### TASK TO COMPLETE:
Reproduce every line in the listing that contains the word "Getting".

##########

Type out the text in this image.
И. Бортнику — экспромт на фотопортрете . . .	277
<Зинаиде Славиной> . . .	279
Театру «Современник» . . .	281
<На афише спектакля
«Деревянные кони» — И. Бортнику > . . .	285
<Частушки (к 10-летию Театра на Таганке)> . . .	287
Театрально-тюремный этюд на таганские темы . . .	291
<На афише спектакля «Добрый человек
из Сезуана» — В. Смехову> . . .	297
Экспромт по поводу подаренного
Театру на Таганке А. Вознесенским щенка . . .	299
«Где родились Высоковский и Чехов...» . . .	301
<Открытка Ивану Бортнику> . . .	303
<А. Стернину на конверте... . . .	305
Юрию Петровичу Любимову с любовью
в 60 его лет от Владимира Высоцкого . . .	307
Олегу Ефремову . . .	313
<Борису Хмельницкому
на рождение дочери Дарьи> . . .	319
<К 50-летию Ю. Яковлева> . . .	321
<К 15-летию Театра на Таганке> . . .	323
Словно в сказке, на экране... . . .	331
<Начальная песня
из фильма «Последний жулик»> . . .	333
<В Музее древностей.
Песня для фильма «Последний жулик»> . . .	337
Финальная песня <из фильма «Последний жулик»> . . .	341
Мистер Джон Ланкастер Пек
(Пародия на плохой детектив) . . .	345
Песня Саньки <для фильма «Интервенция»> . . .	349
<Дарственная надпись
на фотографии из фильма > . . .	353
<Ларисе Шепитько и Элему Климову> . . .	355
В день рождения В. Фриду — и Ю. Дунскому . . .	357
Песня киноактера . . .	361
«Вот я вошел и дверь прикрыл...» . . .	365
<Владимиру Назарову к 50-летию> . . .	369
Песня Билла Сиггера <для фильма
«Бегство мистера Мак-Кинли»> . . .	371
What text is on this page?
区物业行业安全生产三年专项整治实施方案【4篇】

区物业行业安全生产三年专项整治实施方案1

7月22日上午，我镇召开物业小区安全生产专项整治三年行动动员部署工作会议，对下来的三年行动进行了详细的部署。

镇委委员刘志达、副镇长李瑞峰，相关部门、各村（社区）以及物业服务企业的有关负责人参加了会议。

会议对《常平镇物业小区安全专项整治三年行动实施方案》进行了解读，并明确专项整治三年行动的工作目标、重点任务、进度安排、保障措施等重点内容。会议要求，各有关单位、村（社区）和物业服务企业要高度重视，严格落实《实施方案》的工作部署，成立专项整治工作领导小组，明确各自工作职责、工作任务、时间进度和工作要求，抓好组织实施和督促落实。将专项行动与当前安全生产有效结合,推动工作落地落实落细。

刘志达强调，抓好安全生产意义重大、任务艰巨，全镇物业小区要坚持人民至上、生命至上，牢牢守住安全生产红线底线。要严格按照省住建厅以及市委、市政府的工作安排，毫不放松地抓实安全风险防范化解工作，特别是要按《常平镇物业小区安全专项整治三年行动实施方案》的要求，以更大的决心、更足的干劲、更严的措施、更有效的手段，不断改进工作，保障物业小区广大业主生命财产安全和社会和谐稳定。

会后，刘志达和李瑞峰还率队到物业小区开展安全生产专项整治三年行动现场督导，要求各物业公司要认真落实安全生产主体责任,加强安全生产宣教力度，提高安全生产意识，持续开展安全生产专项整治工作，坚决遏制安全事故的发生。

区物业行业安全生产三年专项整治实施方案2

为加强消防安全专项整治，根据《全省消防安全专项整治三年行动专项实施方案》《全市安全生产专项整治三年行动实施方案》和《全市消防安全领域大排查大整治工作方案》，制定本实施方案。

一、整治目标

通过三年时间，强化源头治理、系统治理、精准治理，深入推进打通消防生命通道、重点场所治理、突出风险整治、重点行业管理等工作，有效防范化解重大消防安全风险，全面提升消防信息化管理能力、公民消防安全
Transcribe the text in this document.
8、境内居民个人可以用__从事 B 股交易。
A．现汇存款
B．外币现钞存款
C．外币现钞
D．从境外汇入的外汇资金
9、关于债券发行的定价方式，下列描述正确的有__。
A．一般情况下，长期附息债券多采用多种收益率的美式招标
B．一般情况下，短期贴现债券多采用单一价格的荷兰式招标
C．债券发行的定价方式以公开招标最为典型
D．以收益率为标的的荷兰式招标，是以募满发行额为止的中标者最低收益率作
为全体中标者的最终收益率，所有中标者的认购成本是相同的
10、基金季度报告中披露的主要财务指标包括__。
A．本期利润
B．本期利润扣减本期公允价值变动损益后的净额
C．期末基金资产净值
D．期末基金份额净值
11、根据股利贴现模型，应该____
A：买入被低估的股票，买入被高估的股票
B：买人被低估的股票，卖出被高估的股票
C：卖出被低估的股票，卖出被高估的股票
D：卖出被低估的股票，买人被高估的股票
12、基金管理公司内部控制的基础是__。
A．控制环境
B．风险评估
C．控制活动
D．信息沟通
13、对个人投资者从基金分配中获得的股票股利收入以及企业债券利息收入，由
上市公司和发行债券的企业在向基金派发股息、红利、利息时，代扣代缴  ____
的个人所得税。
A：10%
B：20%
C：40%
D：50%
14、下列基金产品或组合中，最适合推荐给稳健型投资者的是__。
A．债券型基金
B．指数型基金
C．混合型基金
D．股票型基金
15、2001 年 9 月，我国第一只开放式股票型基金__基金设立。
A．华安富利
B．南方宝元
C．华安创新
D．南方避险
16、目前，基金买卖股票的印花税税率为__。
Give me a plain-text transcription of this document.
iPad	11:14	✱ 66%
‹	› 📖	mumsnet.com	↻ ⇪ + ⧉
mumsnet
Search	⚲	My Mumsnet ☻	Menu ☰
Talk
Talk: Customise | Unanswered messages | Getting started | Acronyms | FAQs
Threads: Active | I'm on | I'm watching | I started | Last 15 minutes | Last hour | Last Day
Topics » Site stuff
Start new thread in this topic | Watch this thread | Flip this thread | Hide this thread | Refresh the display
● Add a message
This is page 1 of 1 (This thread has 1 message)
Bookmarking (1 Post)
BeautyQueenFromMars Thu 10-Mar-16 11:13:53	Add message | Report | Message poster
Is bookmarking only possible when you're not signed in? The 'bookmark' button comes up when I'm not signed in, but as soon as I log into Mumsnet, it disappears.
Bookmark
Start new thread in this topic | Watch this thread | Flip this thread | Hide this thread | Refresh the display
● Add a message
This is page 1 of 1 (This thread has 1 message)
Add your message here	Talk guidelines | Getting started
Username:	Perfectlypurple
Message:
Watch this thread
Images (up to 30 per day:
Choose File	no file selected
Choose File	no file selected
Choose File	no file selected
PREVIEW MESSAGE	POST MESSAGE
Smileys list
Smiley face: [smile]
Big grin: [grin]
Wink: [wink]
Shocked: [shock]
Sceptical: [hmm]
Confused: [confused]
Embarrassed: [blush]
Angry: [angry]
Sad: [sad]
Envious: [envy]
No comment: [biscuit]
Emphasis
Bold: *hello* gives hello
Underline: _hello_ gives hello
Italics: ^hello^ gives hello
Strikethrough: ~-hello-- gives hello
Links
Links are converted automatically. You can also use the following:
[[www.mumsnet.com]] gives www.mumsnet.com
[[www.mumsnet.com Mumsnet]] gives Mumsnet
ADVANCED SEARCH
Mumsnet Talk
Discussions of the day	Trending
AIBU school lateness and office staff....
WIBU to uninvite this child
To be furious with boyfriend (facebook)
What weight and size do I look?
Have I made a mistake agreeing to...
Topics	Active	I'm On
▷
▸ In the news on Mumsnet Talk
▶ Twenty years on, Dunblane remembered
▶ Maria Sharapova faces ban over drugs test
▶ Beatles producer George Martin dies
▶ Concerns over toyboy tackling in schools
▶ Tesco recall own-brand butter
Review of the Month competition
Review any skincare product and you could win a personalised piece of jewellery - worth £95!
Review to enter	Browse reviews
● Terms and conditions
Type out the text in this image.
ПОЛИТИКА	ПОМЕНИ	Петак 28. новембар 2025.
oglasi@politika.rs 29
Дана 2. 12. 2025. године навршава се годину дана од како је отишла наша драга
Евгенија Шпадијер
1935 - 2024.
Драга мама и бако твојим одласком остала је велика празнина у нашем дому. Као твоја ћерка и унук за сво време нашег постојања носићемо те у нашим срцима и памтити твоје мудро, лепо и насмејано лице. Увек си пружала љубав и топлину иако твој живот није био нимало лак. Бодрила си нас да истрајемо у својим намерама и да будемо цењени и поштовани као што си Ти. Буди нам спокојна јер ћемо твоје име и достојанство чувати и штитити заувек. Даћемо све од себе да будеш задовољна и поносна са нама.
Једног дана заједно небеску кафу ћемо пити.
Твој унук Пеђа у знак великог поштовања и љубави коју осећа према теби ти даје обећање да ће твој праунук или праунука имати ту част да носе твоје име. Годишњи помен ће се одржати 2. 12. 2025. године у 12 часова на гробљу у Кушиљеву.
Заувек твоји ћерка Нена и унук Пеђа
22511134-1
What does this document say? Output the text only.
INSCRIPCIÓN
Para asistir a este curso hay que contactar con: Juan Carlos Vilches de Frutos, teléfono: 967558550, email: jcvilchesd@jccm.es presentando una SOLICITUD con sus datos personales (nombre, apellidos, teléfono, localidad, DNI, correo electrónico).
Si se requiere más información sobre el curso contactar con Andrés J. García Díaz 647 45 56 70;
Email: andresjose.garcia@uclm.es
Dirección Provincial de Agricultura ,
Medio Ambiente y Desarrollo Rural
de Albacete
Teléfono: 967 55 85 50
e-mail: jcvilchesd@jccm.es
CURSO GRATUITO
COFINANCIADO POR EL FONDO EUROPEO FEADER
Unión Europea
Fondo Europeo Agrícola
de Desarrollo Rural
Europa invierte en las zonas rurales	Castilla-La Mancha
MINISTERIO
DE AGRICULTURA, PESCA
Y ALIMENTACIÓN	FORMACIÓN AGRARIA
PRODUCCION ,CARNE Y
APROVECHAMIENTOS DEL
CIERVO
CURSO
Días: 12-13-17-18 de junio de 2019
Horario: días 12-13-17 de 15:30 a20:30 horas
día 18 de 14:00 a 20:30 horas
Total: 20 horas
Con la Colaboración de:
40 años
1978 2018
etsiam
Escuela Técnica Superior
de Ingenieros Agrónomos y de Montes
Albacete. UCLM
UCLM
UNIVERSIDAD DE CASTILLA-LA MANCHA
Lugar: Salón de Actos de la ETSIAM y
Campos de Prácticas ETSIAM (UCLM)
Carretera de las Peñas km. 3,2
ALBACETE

##########

### SOLVED EXERCISE:
Talk: Customise | Unanswered messages | Getting started | Acronyms | FAQs
Add your message here	Talk guidelines | Getting started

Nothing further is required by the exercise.